### What you should do
Your task is to copy the lines from the line containing "Transcribe the text in this document." through the end of the listing below, both included, without any pictures.

### Entries
-- start --
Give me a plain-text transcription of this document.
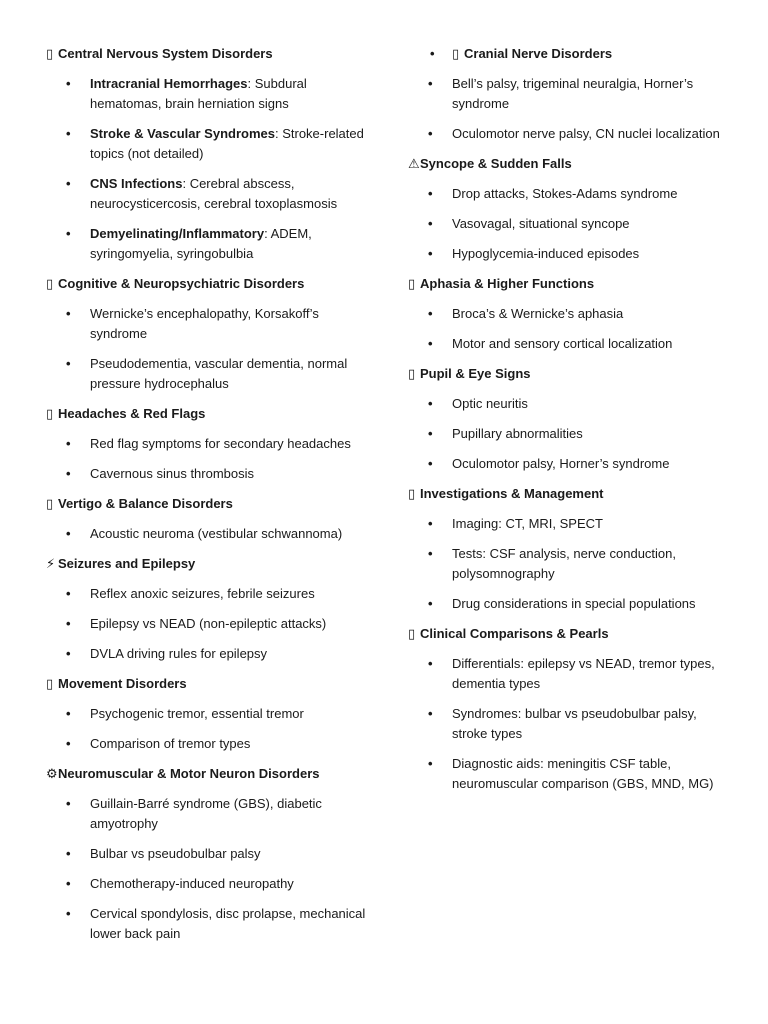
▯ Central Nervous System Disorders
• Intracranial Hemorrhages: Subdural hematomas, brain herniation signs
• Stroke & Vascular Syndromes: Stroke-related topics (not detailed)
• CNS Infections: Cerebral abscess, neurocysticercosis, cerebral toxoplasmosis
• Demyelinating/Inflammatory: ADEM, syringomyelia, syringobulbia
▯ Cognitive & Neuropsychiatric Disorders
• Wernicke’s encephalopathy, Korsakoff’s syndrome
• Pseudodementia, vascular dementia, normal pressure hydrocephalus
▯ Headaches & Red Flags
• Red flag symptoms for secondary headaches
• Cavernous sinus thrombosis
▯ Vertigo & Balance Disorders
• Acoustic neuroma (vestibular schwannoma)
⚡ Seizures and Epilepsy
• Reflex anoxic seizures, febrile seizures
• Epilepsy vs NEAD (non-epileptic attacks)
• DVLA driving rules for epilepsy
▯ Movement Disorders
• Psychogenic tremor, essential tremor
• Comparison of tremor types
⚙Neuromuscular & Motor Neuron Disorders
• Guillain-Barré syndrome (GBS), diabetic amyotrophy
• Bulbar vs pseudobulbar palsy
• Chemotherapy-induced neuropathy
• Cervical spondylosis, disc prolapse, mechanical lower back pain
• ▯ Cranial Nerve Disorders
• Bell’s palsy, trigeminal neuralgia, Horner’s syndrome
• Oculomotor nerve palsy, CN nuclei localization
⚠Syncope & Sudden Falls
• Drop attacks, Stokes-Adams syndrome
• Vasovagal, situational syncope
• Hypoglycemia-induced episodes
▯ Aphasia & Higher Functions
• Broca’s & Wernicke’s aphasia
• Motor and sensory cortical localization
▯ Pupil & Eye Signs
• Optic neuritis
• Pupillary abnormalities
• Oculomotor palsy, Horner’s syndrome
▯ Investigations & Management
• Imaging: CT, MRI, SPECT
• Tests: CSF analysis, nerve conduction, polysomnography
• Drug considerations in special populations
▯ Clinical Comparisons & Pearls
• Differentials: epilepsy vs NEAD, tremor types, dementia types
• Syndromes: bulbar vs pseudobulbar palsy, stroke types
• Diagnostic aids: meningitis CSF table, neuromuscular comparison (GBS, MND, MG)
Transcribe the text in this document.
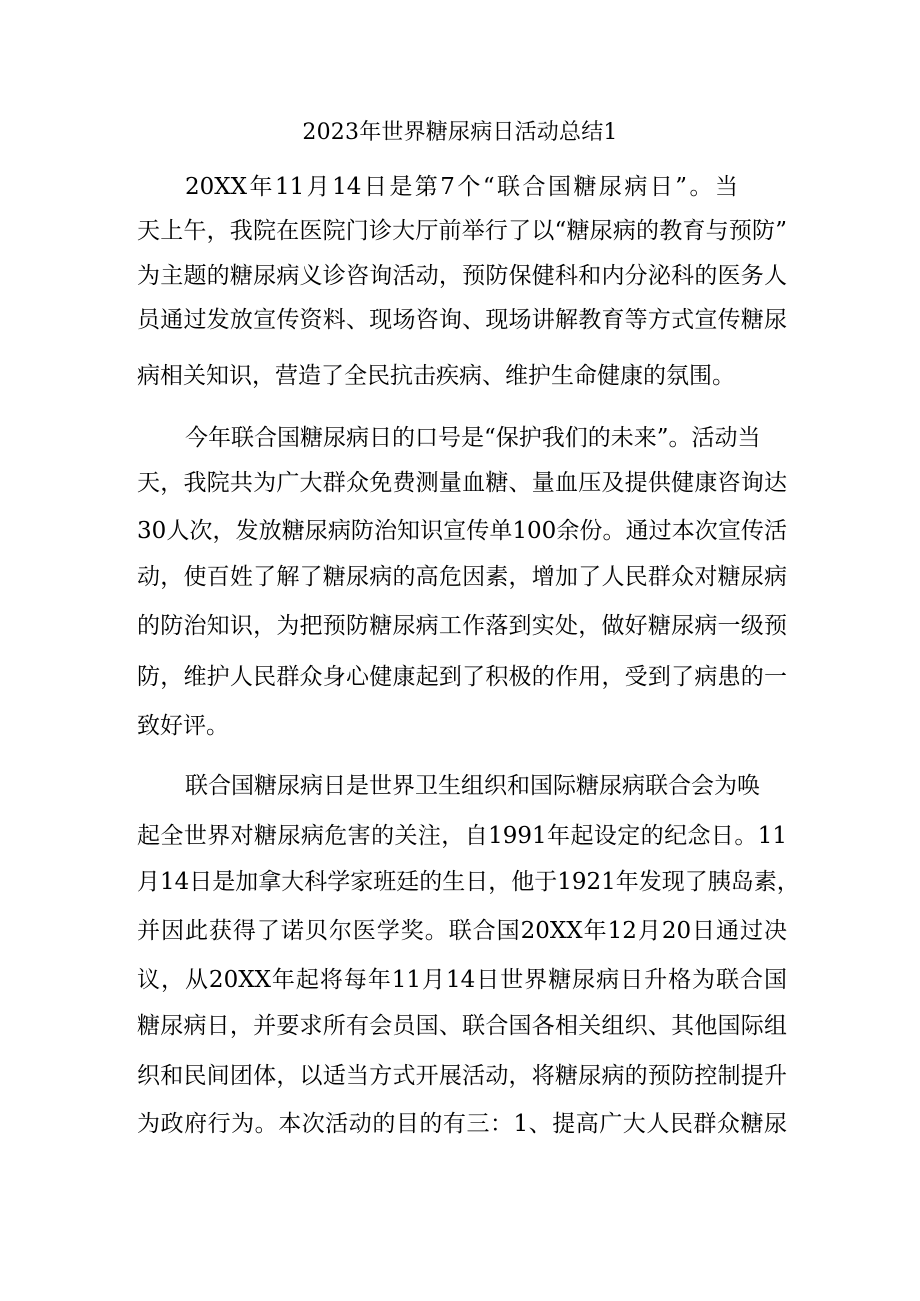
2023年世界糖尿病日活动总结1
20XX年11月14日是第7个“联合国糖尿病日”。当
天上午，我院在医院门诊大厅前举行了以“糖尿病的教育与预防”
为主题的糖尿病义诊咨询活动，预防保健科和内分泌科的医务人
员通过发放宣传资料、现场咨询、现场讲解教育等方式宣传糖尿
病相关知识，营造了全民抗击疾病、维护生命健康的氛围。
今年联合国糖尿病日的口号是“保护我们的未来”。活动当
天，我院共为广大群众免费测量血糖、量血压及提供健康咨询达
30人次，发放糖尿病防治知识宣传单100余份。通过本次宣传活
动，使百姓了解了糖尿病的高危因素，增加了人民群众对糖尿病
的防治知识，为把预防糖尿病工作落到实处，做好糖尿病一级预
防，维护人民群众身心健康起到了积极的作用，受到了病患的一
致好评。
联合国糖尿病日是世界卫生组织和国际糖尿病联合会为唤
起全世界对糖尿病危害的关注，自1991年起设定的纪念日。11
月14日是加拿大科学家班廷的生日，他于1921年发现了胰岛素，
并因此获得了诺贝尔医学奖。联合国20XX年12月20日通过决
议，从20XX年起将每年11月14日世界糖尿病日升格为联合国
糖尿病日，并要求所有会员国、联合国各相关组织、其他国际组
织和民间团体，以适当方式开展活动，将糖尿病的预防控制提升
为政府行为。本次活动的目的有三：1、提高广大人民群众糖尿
-- end --
### Written answer
Transcribe the text in this document.
2023年世界糖尿病日活动总结1
20XX年11月14日是第7个“联合国糖尿病日”。当
天上午，我院在医院门诊大厅前举行了以“糖尿病的教育与预防”
为主题的糖尿病义诊咨询活动，预防保健科和内分泌科的医务人
员通过发放宣传资料、现场咨询、现场讲解教育等方式宣传糖尿
病相关知识，营造了全民抗击疾病、维护生命健康的氛围。
今年联合国糖尿病日的口号是“保护我们的未来”。活动当
天，我院共为广大群众免费测量血糖、量血压及提供健康咨询达
30人次，发放糖尿病防治知识宣传单100余份。通过本次宣传活
动，使百姓了解了糖尿病的高危因素，增加了人民群众对糖尿病
的防治知识，为把预防糖尿病工作落到实处，做好糖尿病一级预
防，维护人民群众身心健康起到了积极的作用，受到了病患的一
致好评。
联合国糖尿病日是世界卫生组织和国际糖尿病联合会为唤
起全世界对糖尿病危害的关注，自1991年起设定的纪念日。11
月14日是加拿大科学家班廷的生日，他于1921年发现了胰岛素，
并因此获得了诺贝尔医学奖。联合国20XX年12月20日通过决
议，从20XX年起将每年11月14日世界糖尿病日升格为联合国
糖尿病日，并要求所有会员国、联合国各相关组织、其他国际组
织和民间团体，以适当方式开展活动，将糖尿病的预防控制提升
为政府行为。本次活动的目的有三：1、提高广大人民群众糖尿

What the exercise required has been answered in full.